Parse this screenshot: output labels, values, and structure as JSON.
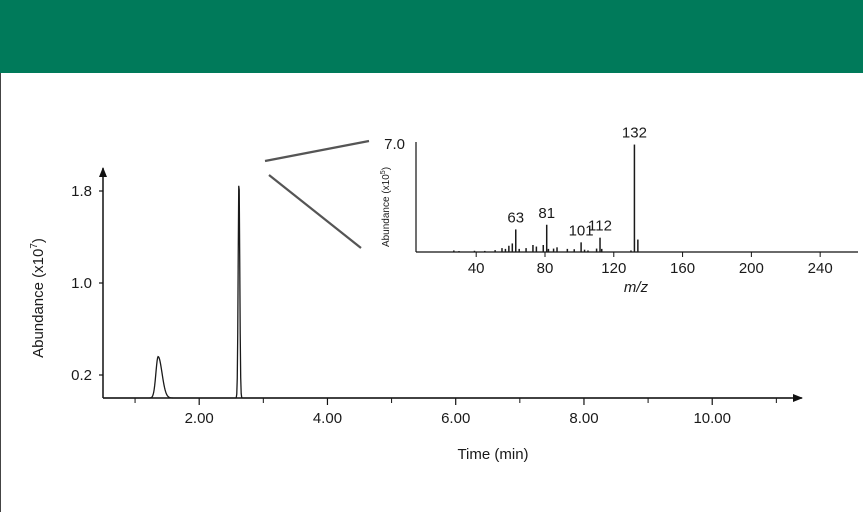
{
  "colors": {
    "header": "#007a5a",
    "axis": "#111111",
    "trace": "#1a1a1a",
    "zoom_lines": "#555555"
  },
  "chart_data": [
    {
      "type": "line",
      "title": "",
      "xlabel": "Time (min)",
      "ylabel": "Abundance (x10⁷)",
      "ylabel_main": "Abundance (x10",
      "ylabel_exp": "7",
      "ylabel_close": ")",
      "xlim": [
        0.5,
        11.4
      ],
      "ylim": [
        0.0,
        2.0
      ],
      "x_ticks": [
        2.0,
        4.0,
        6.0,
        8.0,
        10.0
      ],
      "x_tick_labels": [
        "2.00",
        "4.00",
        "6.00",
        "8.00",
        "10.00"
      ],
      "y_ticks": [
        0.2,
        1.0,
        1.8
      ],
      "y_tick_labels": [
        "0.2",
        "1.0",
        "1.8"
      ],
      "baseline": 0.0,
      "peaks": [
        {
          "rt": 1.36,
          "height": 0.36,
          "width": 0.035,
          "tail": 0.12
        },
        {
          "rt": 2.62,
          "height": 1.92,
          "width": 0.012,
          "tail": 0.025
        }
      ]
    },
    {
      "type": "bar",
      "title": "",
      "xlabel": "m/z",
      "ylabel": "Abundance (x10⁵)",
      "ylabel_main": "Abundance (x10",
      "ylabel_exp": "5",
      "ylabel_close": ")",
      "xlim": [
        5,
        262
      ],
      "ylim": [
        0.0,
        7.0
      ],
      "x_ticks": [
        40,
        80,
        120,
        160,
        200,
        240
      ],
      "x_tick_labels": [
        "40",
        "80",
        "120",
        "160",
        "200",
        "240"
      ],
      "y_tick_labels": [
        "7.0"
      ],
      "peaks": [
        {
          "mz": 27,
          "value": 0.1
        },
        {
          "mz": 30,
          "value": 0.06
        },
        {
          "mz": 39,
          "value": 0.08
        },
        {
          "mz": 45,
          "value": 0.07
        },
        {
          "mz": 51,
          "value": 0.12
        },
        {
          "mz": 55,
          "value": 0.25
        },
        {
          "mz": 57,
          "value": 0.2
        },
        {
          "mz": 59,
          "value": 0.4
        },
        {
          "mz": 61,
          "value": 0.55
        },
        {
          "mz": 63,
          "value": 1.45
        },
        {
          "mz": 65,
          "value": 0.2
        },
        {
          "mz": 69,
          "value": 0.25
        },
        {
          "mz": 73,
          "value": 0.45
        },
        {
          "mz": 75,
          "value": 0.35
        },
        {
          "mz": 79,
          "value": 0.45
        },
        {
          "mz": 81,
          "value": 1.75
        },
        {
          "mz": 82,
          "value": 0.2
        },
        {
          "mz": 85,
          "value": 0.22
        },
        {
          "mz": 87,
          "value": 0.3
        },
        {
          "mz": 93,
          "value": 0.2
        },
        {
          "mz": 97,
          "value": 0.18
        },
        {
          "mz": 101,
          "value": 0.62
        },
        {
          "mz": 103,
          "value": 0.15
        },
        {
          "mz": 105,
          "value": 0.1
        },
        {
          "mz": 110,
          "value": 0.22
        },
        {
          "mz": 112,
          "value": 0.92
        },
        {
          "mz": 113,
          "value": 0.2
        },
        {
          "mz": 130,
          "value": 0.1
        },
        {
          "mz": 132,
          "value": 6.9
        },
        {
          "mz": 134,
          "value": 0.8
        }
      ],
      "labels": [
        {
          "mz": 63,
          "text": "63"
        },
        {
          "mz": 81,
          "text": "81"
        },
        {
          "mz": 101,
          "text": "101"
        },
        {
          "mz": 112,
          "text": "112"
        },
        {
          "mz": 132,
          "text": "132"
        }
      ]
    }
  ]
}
——————
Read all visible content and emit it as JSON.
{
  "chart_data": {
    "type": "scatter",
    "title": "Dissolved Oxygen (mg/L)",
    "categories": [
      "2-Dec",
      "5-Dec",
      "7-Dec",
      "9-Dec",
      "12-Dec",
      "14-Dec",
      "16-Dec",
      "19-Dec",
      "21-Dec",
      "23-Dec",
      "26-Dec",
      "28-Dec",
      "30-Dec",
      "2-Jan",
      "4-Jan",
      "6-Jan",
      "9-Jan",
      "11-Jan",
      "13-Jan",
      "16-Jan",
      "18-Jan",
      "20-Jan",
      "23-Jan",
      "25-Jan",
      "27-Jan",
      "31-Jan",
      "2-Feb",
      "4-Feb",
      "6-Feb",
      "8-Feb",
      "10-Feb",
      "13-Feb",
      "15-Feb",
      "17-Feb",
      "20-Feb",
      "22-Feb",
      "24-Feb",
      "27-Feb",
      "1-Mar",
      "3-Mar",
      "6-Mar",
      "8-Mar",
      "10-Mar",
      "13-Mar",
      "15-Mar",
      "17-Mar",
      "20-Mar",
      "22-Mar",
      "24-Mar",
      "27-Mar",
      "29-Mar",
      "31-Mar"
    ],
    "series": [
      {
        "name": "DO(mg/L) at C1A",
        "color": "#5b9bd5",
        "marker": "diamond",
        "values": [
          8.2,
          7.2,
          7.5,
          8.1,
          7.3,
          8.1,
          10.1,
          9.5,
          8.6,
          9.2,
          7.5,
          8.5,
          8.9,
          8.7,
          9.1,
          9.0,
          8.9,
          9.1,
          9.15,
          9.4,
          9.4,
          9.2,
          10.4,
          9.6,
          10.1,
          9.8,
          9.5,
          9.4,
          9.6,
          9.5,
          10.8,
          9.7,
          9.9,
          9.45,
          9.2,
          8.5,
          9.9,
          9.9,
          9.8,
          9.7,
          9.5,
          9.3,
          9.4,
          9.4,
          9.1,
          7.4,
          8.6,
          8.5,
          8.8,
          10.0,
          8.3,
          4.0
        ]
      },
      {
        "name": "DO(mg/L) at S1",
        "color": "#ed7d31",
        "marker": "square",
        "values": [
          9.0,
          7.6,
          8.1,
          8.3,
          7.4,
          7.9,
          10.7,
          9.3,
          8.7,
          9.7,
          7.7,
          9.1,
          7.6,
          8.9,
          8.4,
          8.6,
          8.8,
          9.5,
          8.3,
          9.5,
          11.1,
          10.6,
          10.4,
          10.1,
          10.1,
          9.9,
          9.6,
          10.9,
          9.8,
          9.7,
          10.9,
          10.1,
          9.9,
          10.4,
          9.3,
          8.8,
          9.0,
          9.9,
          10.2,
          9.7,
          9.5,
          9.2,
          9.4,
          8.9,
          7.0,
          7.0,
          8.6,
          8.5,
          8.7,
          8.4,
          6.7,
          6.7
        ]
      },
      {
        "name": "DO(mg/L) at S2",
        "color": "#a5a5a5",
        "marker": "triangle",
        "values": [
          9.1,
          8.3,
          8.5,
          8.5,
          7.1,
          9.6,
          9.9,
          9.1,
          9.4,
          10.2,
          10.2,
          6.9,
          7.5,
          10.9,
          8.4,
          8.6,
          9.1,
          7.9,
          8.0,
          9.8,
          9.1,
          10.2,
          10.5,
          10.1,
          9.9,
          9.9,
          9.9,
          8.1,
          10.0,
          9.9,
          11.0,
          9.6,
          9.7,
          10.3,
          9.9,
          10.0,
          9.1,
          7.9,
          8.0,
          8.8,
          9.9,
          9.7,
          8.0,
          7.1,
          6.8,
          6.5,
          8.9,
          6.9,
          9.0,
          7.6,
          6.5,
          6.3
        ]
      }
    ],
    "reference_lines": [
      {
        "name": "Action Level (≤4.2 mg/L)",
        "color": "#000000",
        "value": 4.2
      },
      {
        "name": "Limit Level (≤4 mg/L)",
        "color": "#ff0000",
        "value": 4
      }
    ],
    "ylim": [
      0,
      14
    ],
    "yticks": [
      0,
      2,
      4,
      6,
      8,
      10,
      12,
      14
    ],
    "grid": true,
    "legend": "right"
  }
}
——————
- THE REQUEST -
Look through the listing above. Pick out each line with "Abundance" and copy it.

- SOLUTION FOR THIS EXERCISE -
      "ylabel": "Abundance (x10⁷)",
      "ylabel_main": "Abundance (x10",
      "ylabel": "Abundance (x10⁵)",
      "ylabel_main": "Abundance (x10",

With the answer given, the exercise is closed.